[TASK REQUIREMENTS]:
Quote all entries exactly, leaving pictures aside.

Excerpts from a figure dataset:
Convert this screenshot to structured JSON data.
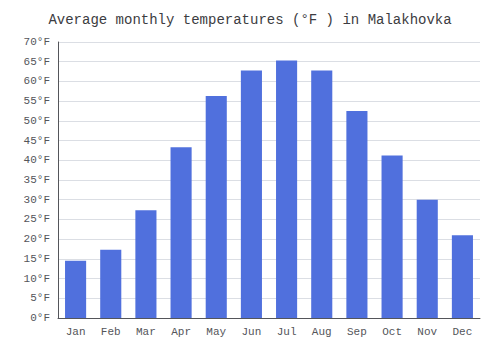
{
  "chart_data": {
    "type": "bar",
    "title": "Average monthly temperatures (°F ) in Malakhovka",
    "categories": [
      "Jan",
      "Feb",
      "Mar",
      "Apr",
      "May",
      "Jun",
      "Jul",
      "Aug",
      "Sep",
      "Oct",
      "Nov",
      "Dec"
    ],
    "values": [
      14.5,
      17.3,
      27.3,
      43.3,
      56.3,
      62.8,
      65.3,
      62.8,
      52.5,
      41.2,
      30.0,
      21.0
    ],
    "ylim": [
      0,
      70
    ],
    "yticks": [
      {
        "value": 0,
        "label": "0°F"
      },
      {
        "value": 5,
        "label": "5°F"
      },
      {
        "value": 10,
        "label": "10°F"
      },
      {
        "value": 15,
        "label": "15°F"
      },
      {
        "value": 20,
        "label": "20°F"
      },
      {
        "value": 25,
        "label": "25°F"
      },
      {
        "value": 30,
        "label": "30°F"
      },
      {
        "value": 35,
        "label": "35°F"
      },
      {
        "value": 40,
        "label": "40°F"
      },
      {
        "value": 45,
        "label": "45°F"
      },
      {
        "value": 50,
        "label": "50°F"
      },
      {
        "value": 55,
        "label": "55°F"
      },
      {
        "value": 60,
        "label": "60°F"
      },
      {
        "value": 65,
        "label": "65°F"
      },
      {
        "value": 70,
        "label": "70°F"
      }
    ],
    "grid": true
  }
}
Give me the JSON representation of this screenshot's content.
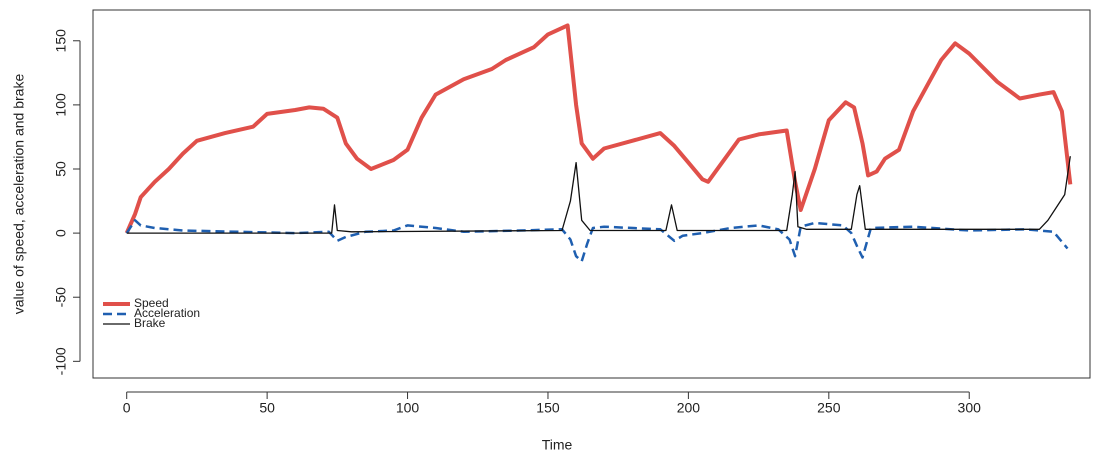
{
  "chart_data": {
    "type": "line",
    "x_label": "Time",
    "y_label": "value of speed, acceleration and brake",
    "xlim": [
      -12,
      343
    ],
    "ylim": [
      -113,
      174
    ],
    "xticks": [
      0,
      50,
      100,
      150,
      200,
      250,
      300
    ],
    "yticks": [
      -100,
      -50,
      0,
      50,
      100,
      150
    ],
    "legend": "bottom-left",
    "series": [
      {
        "name": "Speed",
        "color": "#e0504a",
        "width": 4,
        "dash": "solid",
        "x": [
          0,
          3,
          5,
          10,
          15,
          20,
          25,
          35,
          45,
          50,
          60,
          65,
          70,
          75,
          78,
          82,
          87,
          95,
          100,
          105,
          110,
          120,
          130,
          135,
          145,
          150,
          157,
          160,
          162,
          166,
          170,
          180,
          190,
          195,
          200,
          205,
          207,
          212,
          218,
          225,
          235,
          238,
          240,
          245,
          250,
          256,
          259,
          262,
          264,
          267,
          270,
          275,
          280,
          285,
          290,
          295,
          300,
          310,
          318,
          325,
          330,
          333,
          336
        ],
        "values": [
          0,
          15,
          28,
          40,
          50,
          62,
          72,
          78,
          83,
          93,
          96,
          98,
          97,
          90,
          70,
          58,
          50,
          57,
          65,
          90,
          108,
          120,
          128,
          135,
          145,
          155,
          162,
          100,
          70,
          58,
          66,
          72,
          78,
          68,
          55,
          42,
          40,
          55,
          73,
          77,
          80,
          40,
          18,
          50,
          88,
          102,
          98,
          70,
          45,
          48,
          58,
          65,
          95,
          115,
          135,
          148,
          140,
          118,
          105,
          108,
          110,
          95,
          38
        ]
      },
      {
        "name": "Acceleration",
        "color": "#1f5fb0",
        "width": 2.5,
        "dash": "dashed",
        "x": [
          0,
          3,
          5,
          10,
          20,
          40,
          60,
          72,
          75,
          78,
          85,
          95,
          100,
          110,
          120,
          140,
          155,
          158,
          160,
          162,
          164,
          166,
          170,
          190,
          195,
          198,
          205,
          215,
          225,
          232,
          236,
          238,
          240,
          245,
          255,
          258,
          260,
          262,
          265,
          280,
          300,
          320,
          330,
          335
        ],
        "values": [
          0,
          10,
          6,
          4,
          2,
          1,
          0,
          1,
          -6,
          -3,
          1,
          2,
          6,
          4,
          1,
          2,
          3,
          -5,
          -18,
          -22,
          -8,
          4,
          5,
          3,
          -6,
          -2,
          0,
          4,
          6,
          3,
          -5,
          -18,
          5,
          8,
          6,
          0,
          -10,
          -19,
          4,
          5,
          2,
          3,
          1,
          -12
        ]
      },
      {
        "name": "Brake",
        "color": "#111111",
        "width": 1.3,
        "dash": "solid",
        "x": [
          0,
          73,
          74,
          75,
          80,
          155,
          158,
          160,
          162,
          165,
          192,
          194,
          196,
          235,
          237,
          238,
          239,
          242,
          258,
          260,
          261,
          263,
          325,
          328,
          331,
          334,
          336
        ],
        "values": [
          0,
          0,
          22,
          2,
          1,
          2,
          25,
          55,
          10,
          2,
          2,
          22,
          2,
          2,
          30,
          48,
          5,
          3,
          3,
          30,
          37,
          3,
          3,
          10,
          20,
          30,
          60
        ]
      }
    ]
  }
}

[REPLY]:
Convert this screenshot to structured JSON data.
{
  "chart_data": {
    "type": "bar",
    "title": "Average monthly temperatures (°F ) in Malakhovka",
    "categories": [
      "Jan",
      "Feb",
      "Mar",
      "Apr",
      "May",
      "Jun",
      "Jul",
      "Aug",
      "Sep",
      "Oct",
      "Nov",
      "Dec"
    ],
    "values": [
      14.5,
      17.3,
      27.3,
      43.3,
      56.3,
      62.8,
      65.3,
      62.8,
      52.5,
      41.2,
      30.0,
      21.0
    ],
    "ylim": [
      0,
      70
    ],
    "yticks": [
      {
        "value": 0,
        "label": "0°F"
      },
      {
        "value": 5,
        "label": "5°F"
      },
      {
        "value": 10,
        "label": "10°F"
      },
      {
        "value": 15,
        "label": "15°F"
      },
      {
        "value": 20,
        "label": "20°F"
      },
      {
        "value": 25,
        "label": "25°F"
      },
      {
        "value": 30,
        "label": "30°F"
      },
      {
        "value": 35,
        "label": "35°F"
      },
      {
        "value": 40,
        "label": "40°F"
      },
      {
        "value": 45,
        "label": "45°F"
      },
      {
        "value": 50,
        "label": "50°F"
      },
      {
        "value": 55,
        "label": "55°F"
      },
      {
        "value": 60,
        "label": "60°F"
      },
      {
        "value": 65,
        "label": "65°F"
      },
      {
        "value": 70,
        "label": "70°F"
      }
    ],
    "grid": true
  }
}
Give me the JSON representation of this screenshot's content.
{
  "chart_data": {
    "type": "line",
    "x_label": "Time",
    "y_label": "value of speed, acceleration and brake",
    "xlim": [
      -12,
      343
    ],
    "ylim": [
      -113,
      174
    ],
    "xticks": [
      0,
      50,
      100,
      150,
      200,
      250,
      300
    ],
    "yticks": [
      -100,
      -50,
      0,
      50,
      100,
      150
    ],
    "legend": "bottom-left",
    "series": [
      {
        "name": "Speed",
        "color": "#e0504a",
        "width": 4,
        "dash": "solid",
        "x": [
          0,
          3,
          5,
          10,
          15,
          20,
          25,
          35,
          45,
          50,
          60,
          65,
          70,
          75,
          78,
          82,
          87,
          95,
          100,
          105,
          110,
          120,
          130,
          135,
          145,
          150,
          157,
          160,
          162,
          166,
          170,
          180,
          190,
          195,
          200,
          205,
          207,
          212,
          218,
          225,
          235,
          238,
          240,
          245,
          250,
          256,
          259,
          262,
          264,
          267,
          270,
          275,
          280,
          285,
          290,
          295,
          300,
          310,
          318,
          325,
          330,
          333,
          336
        ],
        "values": [
          0,
          15,
          28,
          40,
          50,
          62,
          72,
          78,
          83,
          93,
          96,
          98,
          97,
          90,
          70,
          58,
          50,
          57,
          65,
          90,
          108,
          120,
          128,
          135,
          145,
          155,
          162,
          100,
          70,
          58,
          66,
          72,
          78,
          68,
          55,
          42,
          40,
          55,
          73,
          77,
          80,
          40,
          18,
          50,
          88,
          102,
          98,
          70,
          45,
          48,
          58,
          65,
          95,
          115,
          135,
          148,
          140,
          118,
          105,
          108,
          110,
          95,
          38
        ]
      },
      {
        "name": "Acceleration",
        "color": "#1f5fb0",
        "width": 2.5,
        "dash": "dashed",
        "x": [
          0,
          3,
          5,
          10,
          20,
          40,
          60,
          72,
          75,
          78,
          85,
          95,
          100,
          110,
          120,
          140,
          155,
          158,
          160,
          162,
          164,
          166,
          170,
          190,
          195,
          198,
          205,
          215,
          225,
          232,
          236,
          238,
          240,
          245,
          255,
          258,
          260,
          262,
          265,
          280,
          300,
          320,
          330,
          335
        ],
        "values": [
          0,
          10,
          6,
          4,
          2,
          1,
          0,
          1,
          -6,
          -3,
          1,
          2,
          6,
          4,
          1,
          2,
          3,
          -5,
          -18,
          -22,
          -8,
          4,
          5,
          3,
          -6,
          -2,
          0,
          4,
          6,
          3,
          -5,
          -18,
          5,
          8,
          6,
          0,
          -10,
          -19,
          4,
          5,
          2,
          3,
          1,
          -12
        ]
      },
      {
        "name": "Brake",
        "color": "#111111",
        "width": 1.3,
        "dash": "solid",
        "x": [
          0,
          73,
          74,
          75,
          80,
          155,
          158,
          160,
          162,
          165,
          192,
          194,
          196,
          235,
          237,
          238,
          239,
          242,
          258,
          260,
          261,
          263,
          325,
          328,
          331,
          334,
          336
        ],
        "values": [
          0,
          0,
          22,
          2,
          1,
          2,
          25,
          55,
          10,
          2,
          2,
          22,
          2,
          2,
          30,
          48,
          5,
          3,
          3,
          30,
          37,
          3,
          3,
          10,
          20,
          30,
          60
        ]
      }
    ]
  }
}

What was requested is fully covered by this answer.